## Written task
List the lines of this listing that hold the word "vous".

## Begin Records for this task

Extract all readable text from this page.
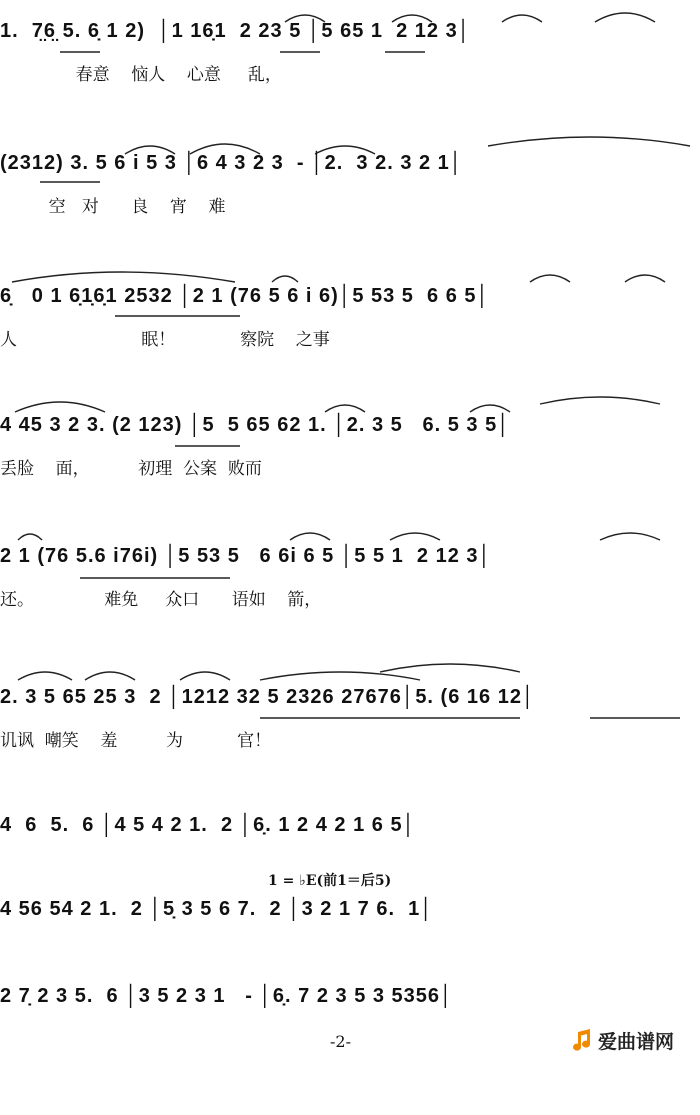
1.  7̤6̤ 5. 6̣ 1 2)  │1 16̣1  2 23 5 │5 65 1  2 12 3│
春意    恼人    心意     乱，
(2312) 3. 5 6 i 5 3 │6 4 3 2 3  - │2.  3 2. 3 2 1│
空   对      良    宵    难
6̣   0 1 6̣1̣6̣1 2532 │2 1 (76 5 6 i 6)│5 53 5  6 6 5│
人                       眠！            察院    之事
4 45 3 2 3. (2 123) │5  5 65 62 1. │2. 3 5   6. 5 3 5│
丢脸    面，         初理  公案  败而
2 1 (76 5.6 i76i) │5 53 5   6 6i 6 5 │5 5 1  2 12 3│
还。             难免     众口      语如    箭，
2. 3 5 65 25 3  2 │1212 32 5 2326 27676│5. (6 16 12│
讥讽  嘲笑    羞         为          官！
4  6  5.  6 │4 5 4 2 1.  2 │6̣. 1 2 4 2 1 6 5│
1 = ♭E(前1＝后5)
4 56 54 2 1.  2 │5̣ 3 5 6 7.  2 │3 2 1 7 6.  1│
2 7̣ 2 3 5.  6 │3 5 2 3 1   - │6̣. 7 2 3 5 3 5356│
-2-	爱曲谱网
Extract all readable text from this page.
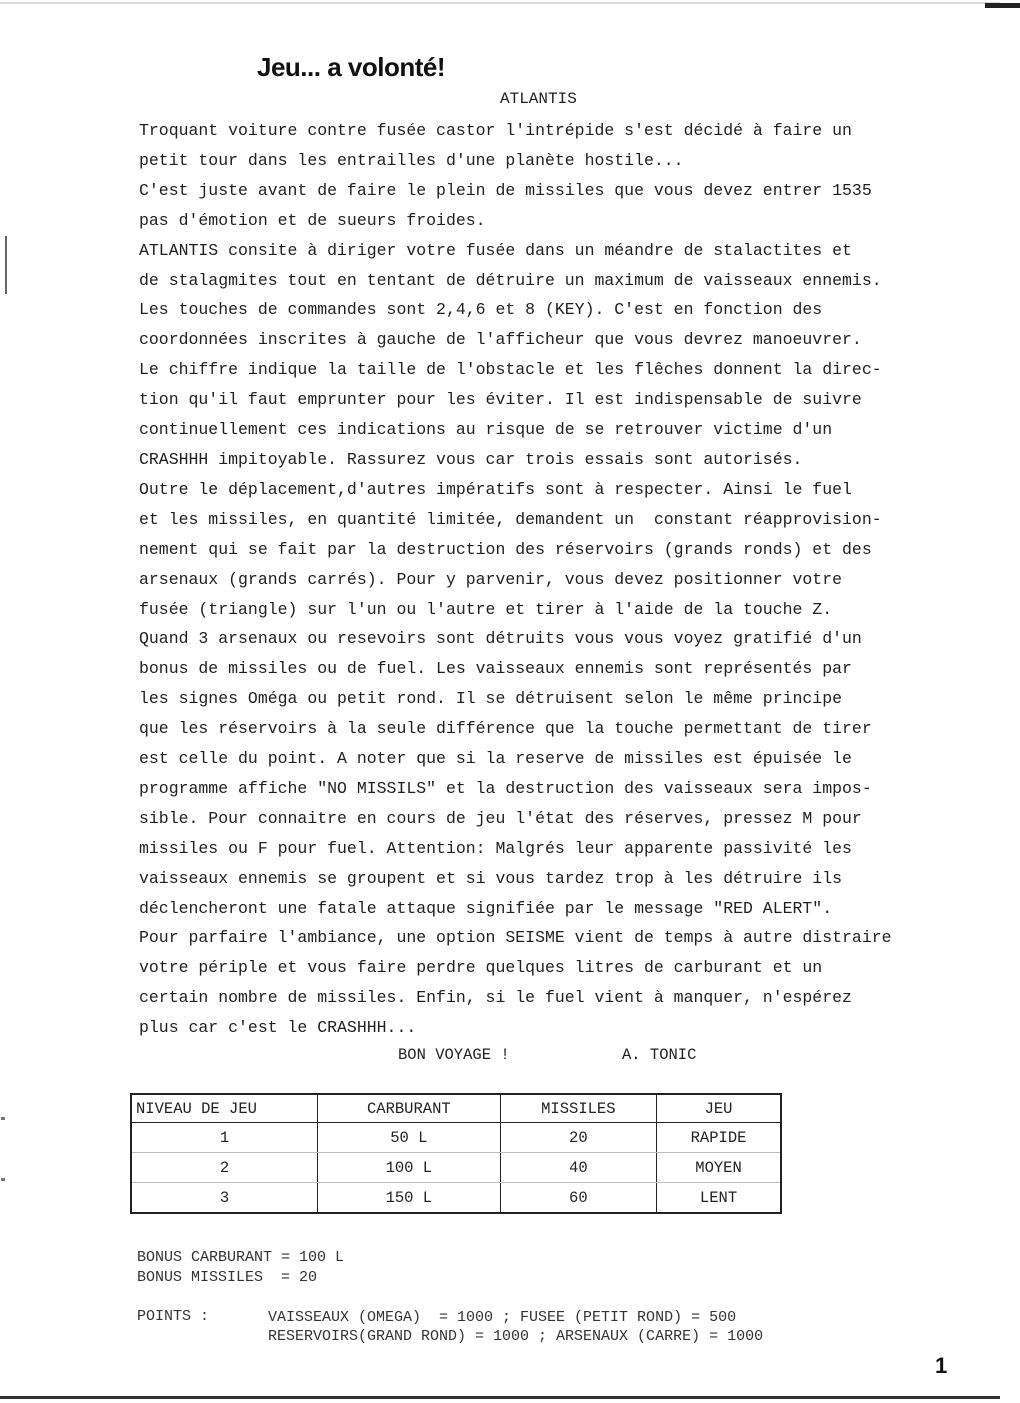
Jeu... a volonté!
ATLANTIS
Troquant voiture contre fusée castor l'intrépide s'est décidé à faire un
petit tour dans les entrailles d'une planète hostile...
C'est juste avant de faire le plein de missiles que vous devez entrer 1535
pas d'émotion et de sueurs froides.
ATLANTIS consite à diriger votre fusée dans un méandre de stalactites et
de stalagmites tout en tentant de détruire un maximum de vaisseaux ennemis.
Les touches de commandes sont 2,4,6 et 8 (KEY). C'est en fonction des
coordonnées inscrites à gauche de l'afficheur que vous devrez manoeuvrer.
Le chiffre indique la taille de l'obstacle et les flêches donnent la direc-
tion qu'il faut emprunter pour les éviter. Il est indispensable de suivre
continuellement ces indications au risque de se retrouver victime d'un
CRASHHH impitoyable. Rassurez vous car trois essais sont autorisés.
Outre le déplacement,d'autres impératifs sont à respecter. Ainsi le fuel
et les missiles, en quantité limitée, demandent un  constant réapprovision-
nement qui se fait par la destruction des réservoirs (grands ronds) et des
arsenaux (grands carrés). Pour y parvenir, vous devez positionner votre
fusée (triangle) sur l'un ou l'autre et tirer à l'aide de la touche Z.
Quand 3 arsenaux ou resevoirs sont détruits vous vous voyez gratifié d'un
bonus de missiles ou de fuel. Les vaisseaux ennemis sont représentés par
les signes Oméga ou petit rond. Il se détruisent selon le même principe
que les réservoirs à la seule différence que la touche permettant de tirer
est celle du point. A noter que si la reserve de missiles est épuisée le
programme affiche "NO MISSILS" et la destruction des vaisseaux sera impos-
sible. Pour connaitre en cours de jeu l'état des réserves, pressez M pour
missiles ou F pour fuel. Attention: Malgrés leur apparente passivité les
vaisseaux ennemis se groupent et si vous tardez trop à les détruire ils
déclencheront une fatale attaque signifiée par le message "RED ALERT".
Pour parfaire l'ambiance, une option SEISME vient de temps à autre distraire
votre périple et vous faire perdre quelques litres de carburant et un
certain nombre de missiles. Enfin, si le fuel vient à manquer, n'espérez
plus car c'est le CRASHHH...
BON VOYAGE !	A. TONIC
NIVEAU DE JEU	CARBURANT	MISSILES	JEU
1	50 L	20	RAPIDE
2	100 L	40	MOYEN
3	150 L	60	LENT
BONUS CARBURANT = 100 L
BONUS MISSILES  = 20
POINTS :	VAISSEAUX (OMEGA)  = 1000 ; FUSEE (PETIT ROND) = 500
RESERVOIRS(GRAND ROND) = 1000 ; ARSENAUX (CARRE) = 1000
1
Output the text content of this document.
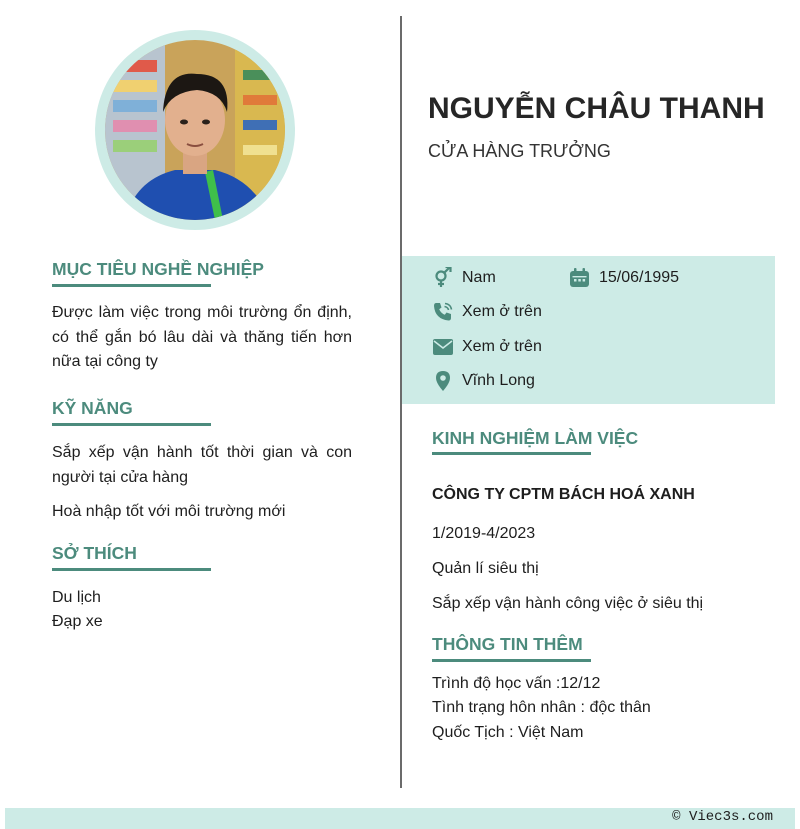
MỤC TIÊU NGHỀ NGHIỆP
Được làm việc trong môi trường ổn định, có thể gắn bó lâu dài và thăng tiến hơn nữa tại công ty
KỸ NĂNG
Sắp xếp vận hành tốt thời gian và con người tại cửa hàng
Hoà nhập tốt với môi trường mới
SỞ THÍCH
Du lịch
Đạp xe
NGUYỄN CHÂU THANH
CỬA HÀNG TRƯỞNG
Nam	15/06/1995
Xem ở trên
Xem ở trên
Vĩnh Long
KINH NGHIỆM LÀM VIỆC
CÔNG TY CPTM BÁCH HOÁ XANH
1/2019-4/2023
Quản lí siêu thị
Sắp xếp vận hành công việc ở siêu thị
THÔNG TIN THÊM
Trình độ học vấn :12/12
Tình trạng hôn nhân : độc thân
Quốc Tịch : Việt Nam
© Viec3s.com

## End Records for this task
## Begin Records for this task

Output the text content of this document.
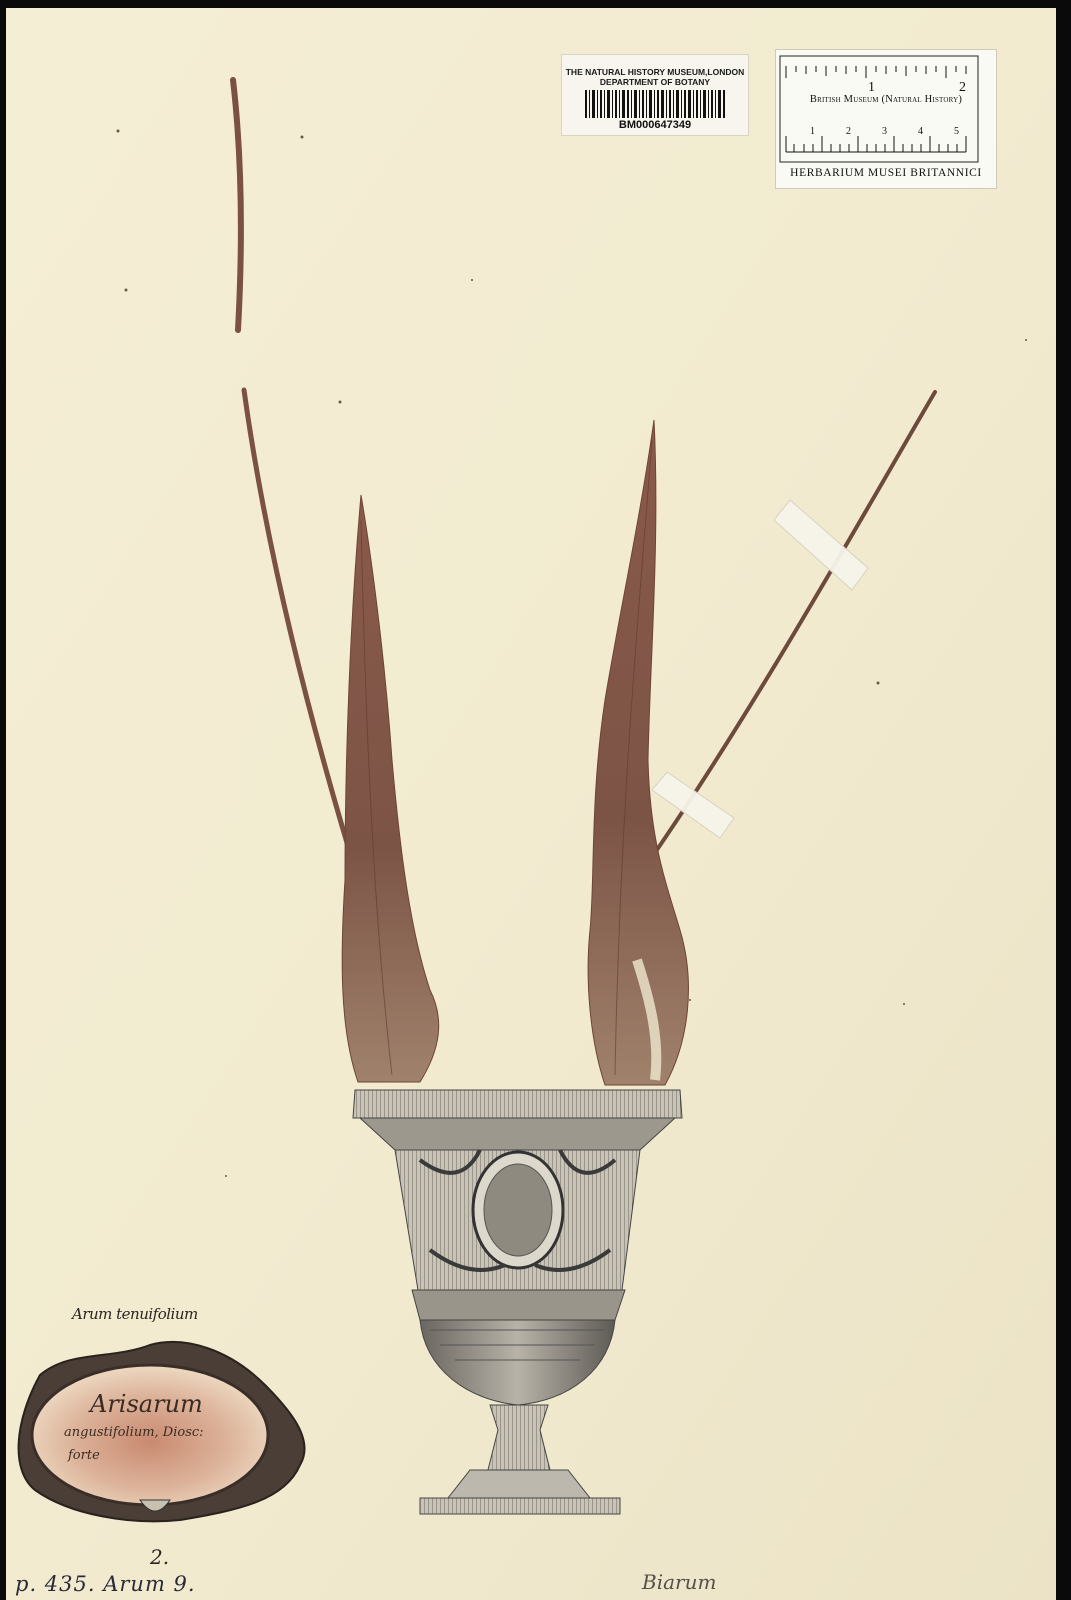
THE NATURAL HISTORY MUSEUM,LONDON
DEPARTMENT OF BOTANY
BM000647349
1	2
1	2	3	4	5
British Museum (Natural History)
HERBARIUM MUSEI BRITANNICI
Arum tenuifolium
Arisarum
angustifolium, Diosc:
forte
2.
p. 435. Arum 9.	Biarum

## End Records for this task
## Begin Records for this task

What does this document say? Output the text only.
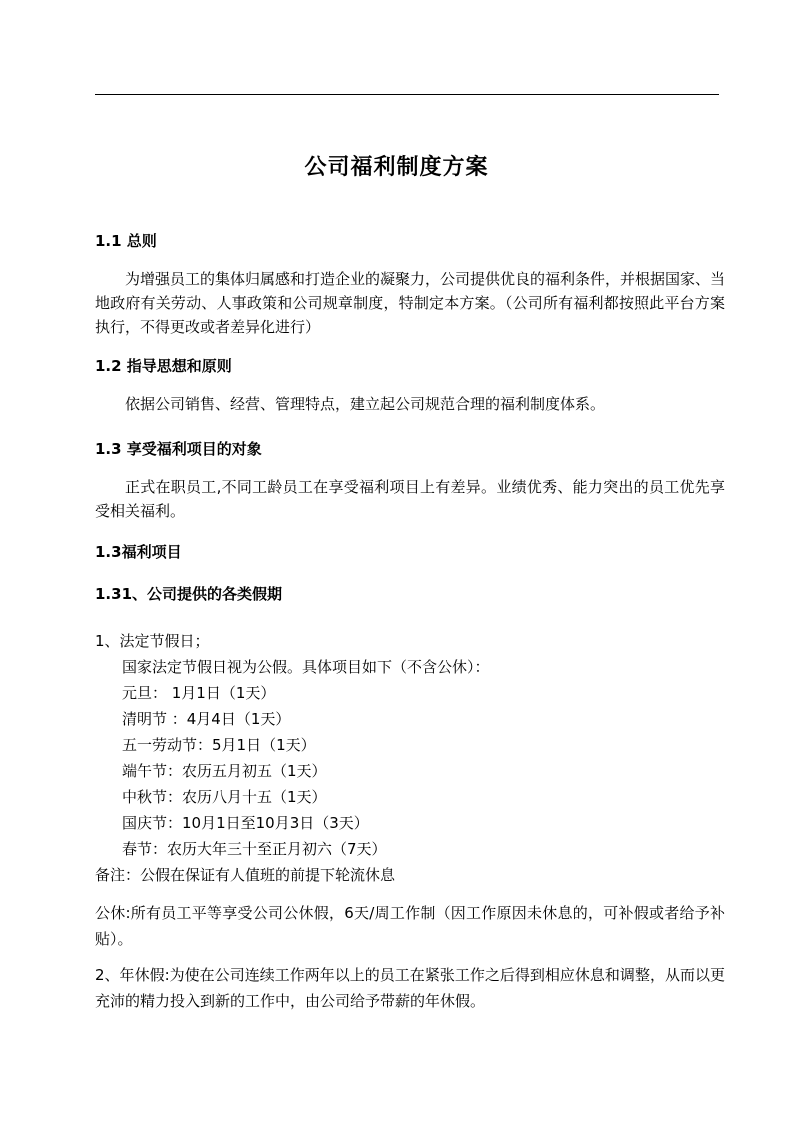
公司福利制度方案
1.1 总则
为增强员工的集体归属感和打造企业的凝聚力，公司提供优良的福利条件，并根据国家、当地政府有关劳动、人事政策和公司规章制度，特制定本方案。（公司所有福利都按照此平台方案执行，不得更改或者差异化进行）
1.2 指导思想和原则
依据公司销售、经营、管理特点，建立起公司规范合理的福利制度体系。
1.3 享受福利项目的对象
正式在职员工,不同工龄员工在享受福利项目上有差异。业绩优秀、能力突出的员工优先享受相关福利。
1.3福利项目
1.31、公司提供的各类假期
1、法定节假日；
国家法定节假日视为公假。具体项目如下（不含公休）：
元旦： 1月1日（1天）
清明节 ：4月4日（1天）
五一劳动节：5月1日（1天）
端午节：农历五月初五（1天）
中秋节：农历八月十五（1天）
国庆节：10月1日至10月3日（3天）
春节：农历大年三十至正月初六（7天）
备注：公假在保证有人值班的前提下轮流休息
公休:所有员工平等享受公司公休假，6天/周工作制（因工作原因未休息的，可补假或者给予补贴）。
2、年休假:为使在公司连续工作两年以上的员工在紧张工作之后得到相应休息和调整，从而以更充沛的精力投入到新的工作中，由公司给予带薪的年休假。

## End Records for this task

## Written reply
C'est juste avant de faire le plein de missiles que vous devez entrer 1535
coordonnées inscrites à gauche de l'afficheur que vous devrez manoeuvrer.
CRASHHH impitoyable. Rassurez vous car trois essais sont autorisés.
arsenaux (grands carrés). Pour y parvenir, vous devez positionner votre
Quand 3 arsenaux ou resevoirs sont détruits vous vous voyez gratifié d'un
vaisseaux ennemis se groupent et si vous tardez trop à les détruire ils
votre périple et vous faire perdre quelques litres de carburant et un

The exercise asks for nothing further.